* _Text to read_:
How to run PHANS-C

We offer 3 ways you can get and run PHANS-C.

  1. Amazon AWS AMI
  2. Docker Image
  3. Local Installation

Amazon AWS AMI

Start the instance from an AMI

Spin up an EC2 instance using the Amazon AMI PHANS-C v 1.0.2 ami-09bbe25d9d7608ea5 hosted in us-west-2. Recommend using the c4.4xlarge instance type

Will need to ssh into instance using user id “ubuntu” (as opposed to ec2-user, etc.).:

$ ssh -i "your-ec2-key.pem" ubuntu@##.###.###.##

Activate the appropriate conda environment as follows:

$ conda activate phansc
  • AWS users will find the tutorial folder located in the ubuntu user’s home directory.

Docker Image

Start the Docker container from the image:

On a machine with Docker already installed:

First download and expand the PHANS-C_Tutorial Folder, then do this:

$ docker run -v /Local/path/to/work/folder:/Tutorial -it rocaplab/phansc

The '-v' option allows you to designate a directory that is shared between the host machine, and the docker image.

The '-it' option opens the Docker image with an interactive shell.

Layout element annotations
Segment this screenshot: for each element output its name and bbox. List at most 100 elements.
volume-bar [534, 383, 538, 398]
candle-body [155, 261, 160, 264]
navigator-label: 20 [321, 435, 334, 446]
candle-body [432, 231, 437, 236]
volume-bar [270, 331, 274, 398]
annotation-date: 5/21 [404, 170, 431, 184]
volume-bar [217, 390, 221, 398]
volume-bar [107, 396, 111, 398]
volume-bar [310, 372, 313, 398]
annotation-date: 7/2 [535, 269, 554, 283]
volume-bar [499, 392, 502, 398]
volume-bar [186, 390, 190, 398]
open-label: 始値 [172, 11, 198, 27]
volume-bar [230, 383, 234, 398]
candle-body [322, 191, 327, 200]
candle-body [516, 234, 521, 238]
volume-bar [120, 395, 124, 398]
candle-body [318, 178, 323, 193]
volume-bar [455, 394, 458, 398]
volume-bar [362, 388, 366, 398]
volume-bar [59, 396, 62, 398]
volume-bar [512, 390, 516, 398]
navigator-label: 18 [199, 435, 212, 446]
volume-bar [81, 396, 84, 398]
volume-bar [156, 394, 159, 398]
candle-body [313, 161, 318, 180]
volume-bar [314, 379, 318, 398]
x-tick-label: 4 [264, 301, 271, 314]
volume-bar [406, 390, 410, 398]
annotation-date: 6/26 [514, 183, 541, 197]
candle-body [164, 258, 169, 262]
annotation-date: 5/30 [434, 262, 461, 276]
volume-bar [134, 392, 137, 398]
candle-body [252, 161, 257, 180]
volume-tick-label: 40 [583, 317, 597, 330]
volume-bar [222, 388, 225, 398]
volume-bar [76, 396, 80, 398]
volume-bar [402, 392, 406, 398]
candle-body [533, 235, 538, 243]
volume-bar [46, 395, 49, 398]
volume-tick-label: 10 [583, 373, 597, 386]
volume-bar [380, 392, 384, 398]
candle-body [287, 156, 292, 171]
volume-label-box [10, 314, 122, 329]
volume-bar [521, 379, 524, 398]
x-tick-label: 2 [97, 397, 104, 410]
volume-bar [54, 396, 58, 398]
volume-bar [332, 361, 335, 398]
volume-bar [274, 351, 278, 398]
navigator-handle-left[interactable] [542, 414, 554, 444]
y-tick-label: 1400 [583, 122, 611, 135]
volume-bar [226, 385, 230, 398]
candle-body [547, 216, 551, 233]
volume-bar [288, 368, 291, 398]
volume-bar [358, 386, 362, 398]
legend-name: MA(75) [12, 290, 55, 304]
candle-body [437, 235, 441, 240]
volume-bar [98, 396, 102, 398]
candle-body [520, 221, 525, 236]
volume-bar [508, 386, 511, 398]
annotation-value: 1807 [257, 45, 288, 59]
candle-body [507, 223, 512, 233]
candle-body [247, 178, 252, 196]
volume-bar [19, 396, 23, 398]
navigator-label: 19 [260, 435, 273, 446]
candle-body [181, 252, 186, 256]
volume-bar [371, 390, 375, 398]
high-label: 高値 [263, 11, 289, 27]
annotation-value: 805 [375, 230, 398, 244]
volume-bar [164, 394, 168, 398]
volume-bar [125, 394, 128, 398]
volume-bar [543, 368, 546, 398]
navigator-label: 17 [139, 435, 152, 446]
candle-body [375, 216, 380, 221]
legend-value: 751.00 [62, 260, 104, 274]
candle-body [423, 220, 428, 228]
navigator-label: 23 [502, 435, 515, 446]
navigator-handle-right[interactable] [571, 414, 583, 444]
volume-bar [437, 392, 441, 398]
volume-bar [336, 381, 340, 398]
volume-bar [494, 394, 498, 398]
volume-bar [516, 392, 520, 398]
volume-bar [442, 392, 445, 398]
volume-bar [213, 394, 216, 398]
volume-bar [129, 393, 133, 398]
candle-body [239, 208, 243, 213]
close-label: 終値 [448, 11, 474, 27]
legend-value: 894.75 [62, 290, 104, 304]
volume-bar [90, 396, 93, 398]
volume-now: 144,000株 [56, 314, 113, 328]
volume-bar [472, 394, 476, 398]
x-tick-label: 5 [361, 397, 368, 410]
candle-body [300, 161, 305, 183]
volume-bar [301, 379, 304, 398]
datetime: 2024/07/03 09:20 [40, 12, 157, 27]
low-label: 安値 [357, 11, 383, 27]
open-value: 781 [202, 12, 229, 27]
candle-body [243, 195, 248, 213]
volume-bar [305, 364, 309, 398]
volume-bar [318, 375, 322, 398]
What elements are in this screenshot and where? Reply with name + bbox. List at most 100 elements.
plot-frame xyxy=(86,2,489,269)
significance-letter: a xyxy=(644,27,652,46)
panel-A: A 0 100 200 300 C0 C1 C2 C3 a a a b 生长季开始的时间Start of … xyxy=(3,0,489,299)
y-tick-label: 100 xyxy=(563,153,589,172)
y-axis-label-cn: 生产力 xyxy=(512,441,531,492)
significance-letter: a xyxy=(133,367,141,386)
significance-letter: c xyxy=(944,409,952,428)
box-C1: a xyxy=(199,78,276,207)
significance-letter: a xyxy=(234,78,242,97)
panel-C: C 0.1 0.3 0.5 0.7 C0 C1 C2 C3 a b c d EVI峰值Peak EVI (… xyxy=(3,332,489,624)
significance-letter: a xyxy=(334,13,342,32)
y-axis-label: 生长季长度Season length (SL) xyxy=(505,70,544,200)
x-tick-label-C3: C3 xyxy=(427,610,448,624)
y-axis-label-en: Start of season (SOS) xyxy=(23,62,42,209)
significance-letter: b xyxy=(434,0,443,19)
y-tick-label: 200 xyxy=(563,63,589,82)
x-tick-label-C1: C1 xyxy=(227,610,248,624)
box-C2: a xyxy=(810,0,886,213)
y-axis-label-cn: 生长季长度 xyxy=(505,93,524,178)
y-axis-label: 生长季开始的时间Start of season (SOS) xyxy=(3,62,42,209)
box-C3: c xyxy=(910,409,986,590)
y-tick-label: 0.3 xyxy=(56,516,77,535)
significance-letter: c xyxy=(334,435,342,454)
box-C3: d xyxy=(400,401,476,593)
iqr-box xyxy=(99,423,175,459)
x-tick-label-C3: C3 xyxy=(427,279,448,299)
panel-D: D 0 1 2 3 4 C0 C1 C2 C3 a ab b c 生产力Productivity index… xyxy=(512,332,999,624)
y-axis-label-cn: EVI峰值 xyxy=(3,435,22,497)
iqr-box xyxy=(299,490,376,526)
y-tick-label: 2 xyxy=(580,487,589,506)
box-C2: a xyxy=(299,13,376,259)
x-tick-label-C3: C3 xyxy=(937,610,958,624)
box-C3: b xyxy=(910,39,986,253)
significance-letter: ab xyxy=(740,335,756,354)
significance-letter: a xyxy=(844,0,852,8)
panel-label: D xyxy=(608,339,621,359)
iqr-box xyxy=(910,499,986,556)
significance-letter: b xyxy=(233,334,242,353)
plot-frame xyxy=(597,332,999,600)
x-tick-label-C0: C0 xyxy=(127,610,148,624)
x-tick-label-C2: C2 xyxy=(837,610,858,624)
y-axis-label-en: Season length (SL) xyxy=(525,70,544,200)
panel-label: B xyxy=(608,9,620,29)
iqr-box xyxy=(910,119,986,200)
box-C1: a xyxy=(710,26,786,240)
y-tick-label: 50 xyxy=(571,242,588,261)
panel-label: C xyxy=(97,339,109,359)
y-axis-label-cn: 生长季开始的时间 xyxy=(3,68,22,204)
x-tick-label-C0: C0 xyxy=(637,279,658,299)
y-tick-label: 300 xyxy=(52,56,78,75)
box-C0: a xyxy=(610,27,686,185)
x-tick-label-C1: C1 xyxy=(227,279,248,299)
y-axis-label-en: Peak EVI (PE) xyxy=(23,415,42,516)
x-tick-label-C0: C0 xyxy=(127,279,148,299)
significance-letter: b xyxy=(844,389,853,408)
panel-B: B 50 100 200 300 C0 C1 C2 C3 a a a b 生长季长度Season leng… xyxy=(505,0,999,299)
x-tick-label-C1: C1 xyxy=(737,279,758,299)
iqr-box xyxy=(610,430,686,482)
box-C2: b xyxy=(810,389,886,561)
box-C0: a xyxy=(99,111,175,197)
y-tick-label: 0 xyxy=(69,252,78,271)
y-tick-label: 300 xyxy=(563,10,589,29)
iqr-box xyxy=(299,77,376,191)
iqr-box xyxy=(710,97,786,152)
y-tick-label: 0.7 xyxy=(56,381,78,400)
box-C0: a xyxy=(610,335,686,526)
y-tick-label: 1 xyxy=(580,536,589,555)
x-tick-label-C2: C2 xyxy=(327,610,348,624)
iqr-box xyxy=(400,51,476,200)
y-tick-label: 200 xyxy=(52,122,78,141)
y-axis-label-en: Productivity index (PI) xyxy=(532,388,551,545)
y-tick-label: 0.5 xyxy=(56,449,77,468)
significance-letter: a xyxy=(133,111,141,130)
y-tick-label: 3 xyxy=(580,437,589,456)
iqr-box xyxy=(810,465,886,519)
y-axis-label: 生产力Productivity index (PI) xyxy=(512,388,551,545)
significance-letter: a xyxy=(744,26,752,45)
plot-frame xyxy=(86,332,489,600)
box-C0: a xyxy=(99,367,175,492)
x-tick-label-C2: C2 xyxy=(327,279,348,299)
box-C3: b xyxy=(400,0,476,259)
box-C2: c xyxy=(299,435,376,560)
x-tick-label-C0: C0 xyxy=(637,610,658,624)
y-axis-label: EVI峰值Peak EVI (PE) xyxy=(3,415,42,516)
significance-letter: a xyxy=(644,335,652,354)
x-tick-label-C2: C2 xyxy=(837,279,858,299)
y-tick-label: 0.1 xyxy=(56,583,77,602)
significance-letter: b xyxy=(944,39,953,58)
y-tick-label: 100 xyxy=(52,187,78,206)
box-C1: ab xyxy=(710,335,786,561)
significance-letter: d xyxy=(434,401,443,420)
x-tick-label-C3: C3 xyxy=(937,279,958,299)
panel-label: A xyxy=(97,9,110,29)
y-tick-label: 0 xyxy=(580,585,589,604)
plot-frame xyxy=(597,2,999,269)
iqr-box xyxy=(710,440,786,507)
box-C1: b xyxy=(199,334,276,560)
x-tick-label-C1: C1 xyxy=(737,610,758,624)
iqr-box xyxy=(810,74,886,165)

* _List of tasks_:
1. Return the passage of the PHANS-C guide from "Activate the appropriate" up to and including "user’s home directory.", word for word.
2. Turn the paragraph of the PHANS-C guide that begins "Spin up an EC2 instance" into a short bulleted list that keeps its main facts.
3. According to the PHANS-C guide, which user id is used to ssh into the AWS instance?

* _Expected results_:
1.
Activate the appropriate conda environment as follows:

$ conda activate phansc
  • AWS users will find the tutorial folder located in the ubuntu user’s home directory.

2.
- Launch an EC2 instance from the Amazon AMI PHANS-C v 1.0.2 (ami-09bbe25d9d7608ea5).
- The AMI is hosted in us-west-2.
- The recommended instance type is c4.4xlarge.

3. The user id "ubuntu".